Information shown —

^^^^

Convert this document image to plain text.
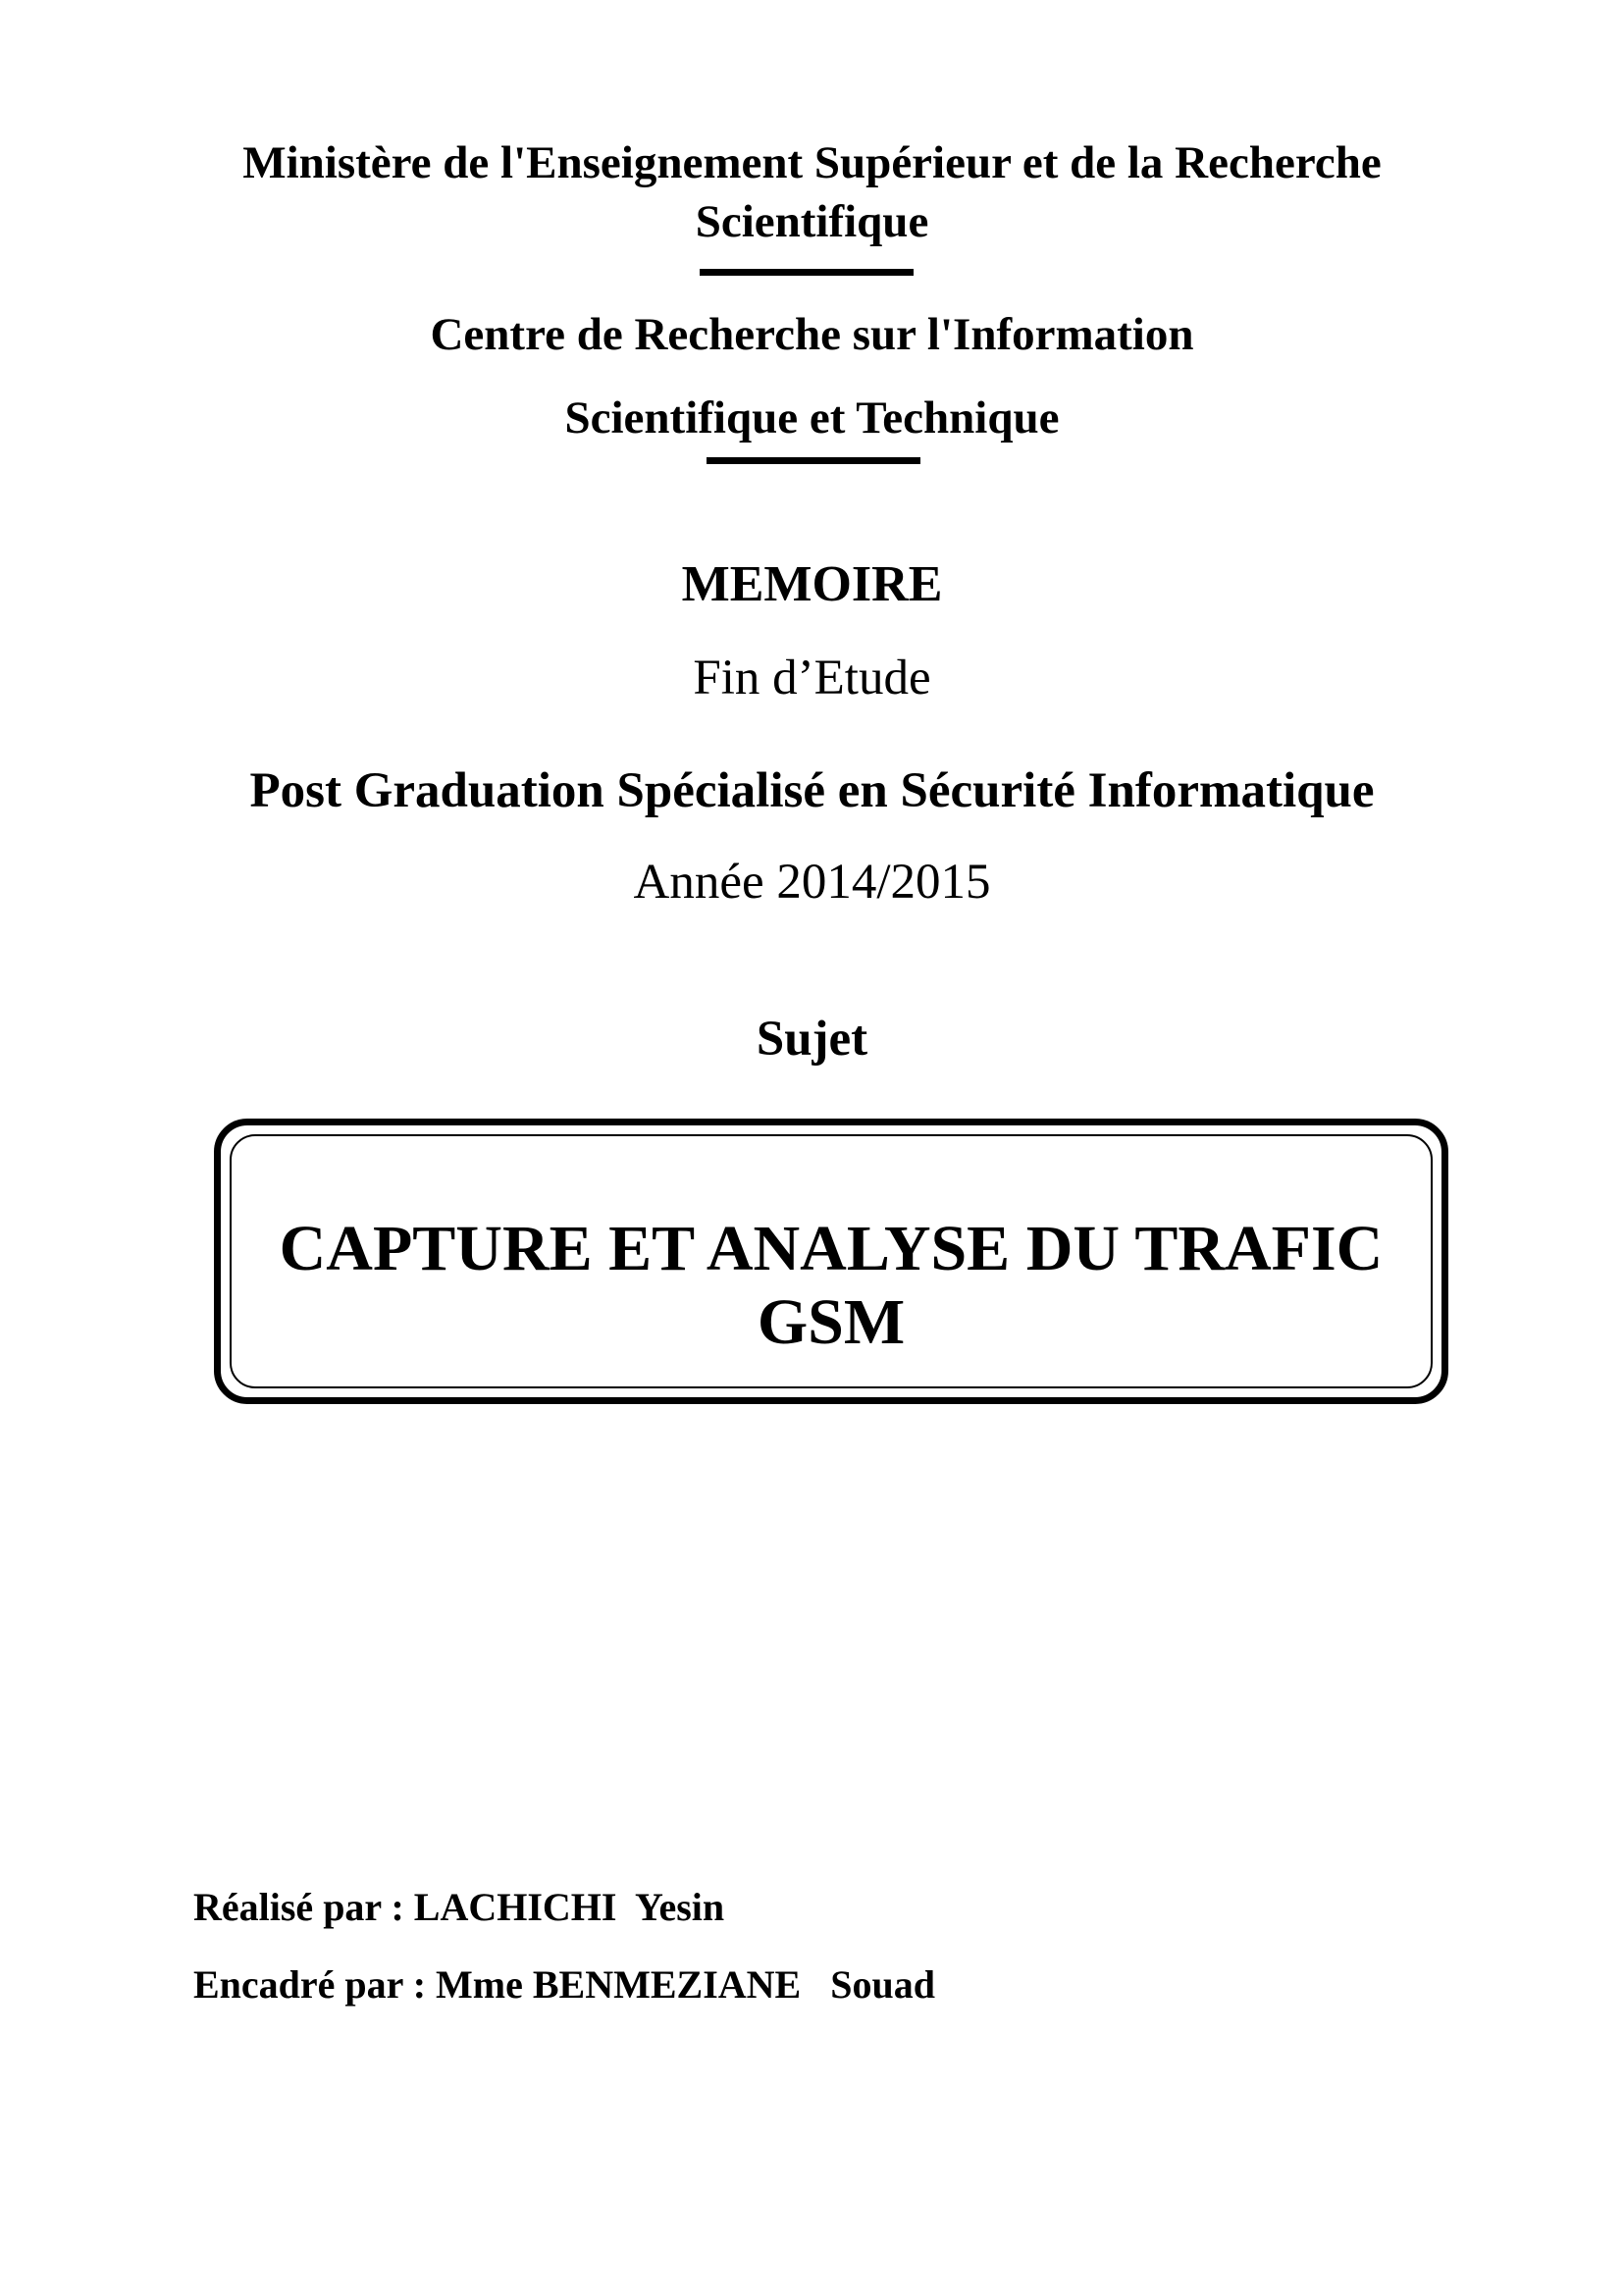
Ministère de l'Enseignement Supérieur et de la Recherche
Scientifique
Centre de Recherche sur l'Information
Scientifique et Technique
MEMOIRE
Fin d’Etude
Post Graduation Spécialisé en Sécurité Informatique
Année 2014/2015
Sujet
CAPTURE ET ANALYSE DU TRAFIC
GSM
Réalisé par : LACHICHI  Yesin
Encadré par : Mme BENMEZIANE   Souad
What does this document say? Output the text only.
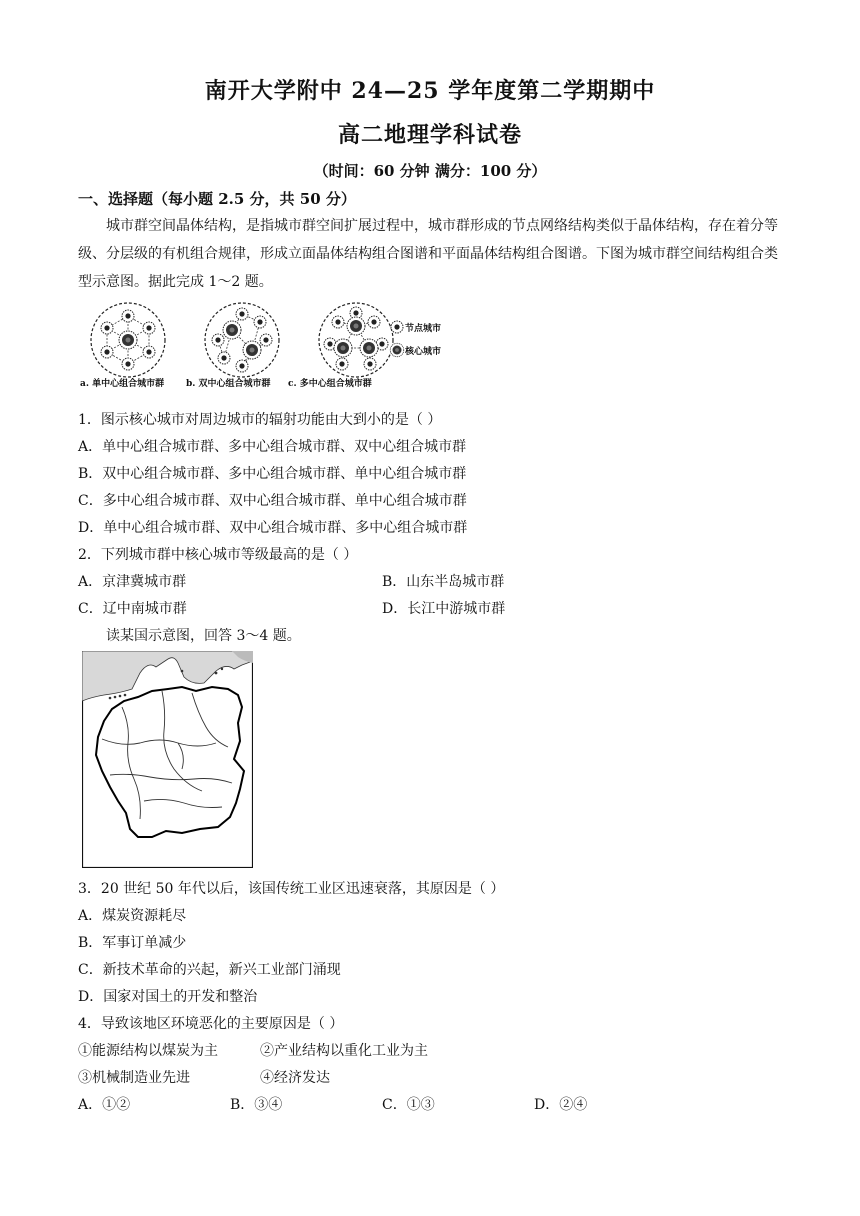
南开大学附中 24—25 学年度第二学期期中
高二地理学科试卷
（时间：60 分钟 满分：100 分）
一、选择题（每小题 2.5 分，共 50 分）
城市群空间晶体结构，是指城市群空间扩展过程中，城市群形成的节点网络结构类似于晶体结构，存在着分等级、分层级的有机组合规律，形成立面晶体结构组合图谱和平面晶体结构组合图谱。下图为城市群空间结构组合类型示意图。据此完成 1～2 题。
节点城市
核心城市
a. 单中心组合城市群 b. 双中心组合城市群 c. 多中心组合城市群
1．图示核心城市对周边城市的辐射功能由大到小的是（ ）
A．单中心组合城市群、多中心组合城市群、双中心组合城市群
B．双中心组合城市群、多中心组合城市群、单中心组合城市群
C．多中心组合城市群、双中心组合城市群、单中心组合城市群
D．单中心组合城市群、双中心组合城市群、多中心组合城市群
2．下列城市群中核心城市等级最高的是（ ）
A．京津冀城市群	B．山东半岛城市群
C．辽中南城市群	D．长江中游城市群
读某国示意图，回答 3～4 题。
3．20 世纪 50 年代以后，该国传统工业区迅速衰落，其原因是（ ）
A．煤炭资源耗尽
B．军事订单减少
C．新技术革命的兴起，新兴工业部门涌现
D．国家对国土的开发和整治
4．导致该地区环境恶化的主要原因是（ ）
①能源结构以煤炭为主	②产业结构以重化工业为主
③机械制造业先进	④经济发达
A．①②	B．③④	C．①③	D．②④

^^^^

Job —
Give the entries again without a single change, but with no pictures.

Answer below —
Convert this document image to plain text.
Ministère de l'Enseignement Supérieur et de la Recherche
Scientifique
Centre de Recherche sur l'Information
Scientifique et Technique
MEMOIRE
Fin d’Etude
Post Graduation Spécialisé en Sécurité Informatique
Année 2014/2015
Sujet
CAPTURE ET ANALYSE DU TRAFIC
GSM
Réalisé par : LACHICHI  Yesin
Encadré par : Mme BENMEZIANE   Souad
What does this document say? Output the text only.
南开大学附中 24—25 学年度第二学期期中
高二地理学科试卷
（时间：60 分钟 满分：100 分）
一、选择题（每小题 2.5 分，共 50 分）
城市群空间晶体结构，是指城市群空间扩展过程中，城市群形成的节点网络结构类似于晶体结构，存在着分等级、分层级的有机组合规律，形成立面晶体结构组合图谱和平面晶体结构组合图谱。下图为城市群空间结构组合类型示意图。据此完成 1～2 题。
节点城市
核心城市
a. 单中心组合城市群 b. 双中心组合城市群 c. 多中心组合城市群
1．图示核心城市对周边城市的辐射功能由大到小的是（ ）
A．单中心组合城市群、多中心组合城市群、双中心组合城市群
B．双中心组合城市群、多中心组合城市群、单中心组合城市群
C．多中心组合城市群、双中心组合城市群、单中心组合城市群
D．单中心组合城市群、双中心组合城市群、多中心组合城市群
2．下列城市群中核心城市等级最高的是（ ）
A．京津冀城市群	B．山东半岛城市群
C．辽中南城市群	D．长江中游城市群
读某国示意图，回答 3～4 题。
3．20 世纪 50 年代以后，该国传统工业区迅速衰落，其原因是（ ）
A．煤炭资源耗尽
B．军事订单减少
C．新技术革命的兴起，新兴工业部门涌现
D．国家对国土的开发和整治
4．导致该地区环境恶化的主要原因是（ ）
①能源结构以煤炭为主	②产业结构以重化工业为主
③机械制造业先进	④经济发达
A．①②	B．③④	C．①③	D．②④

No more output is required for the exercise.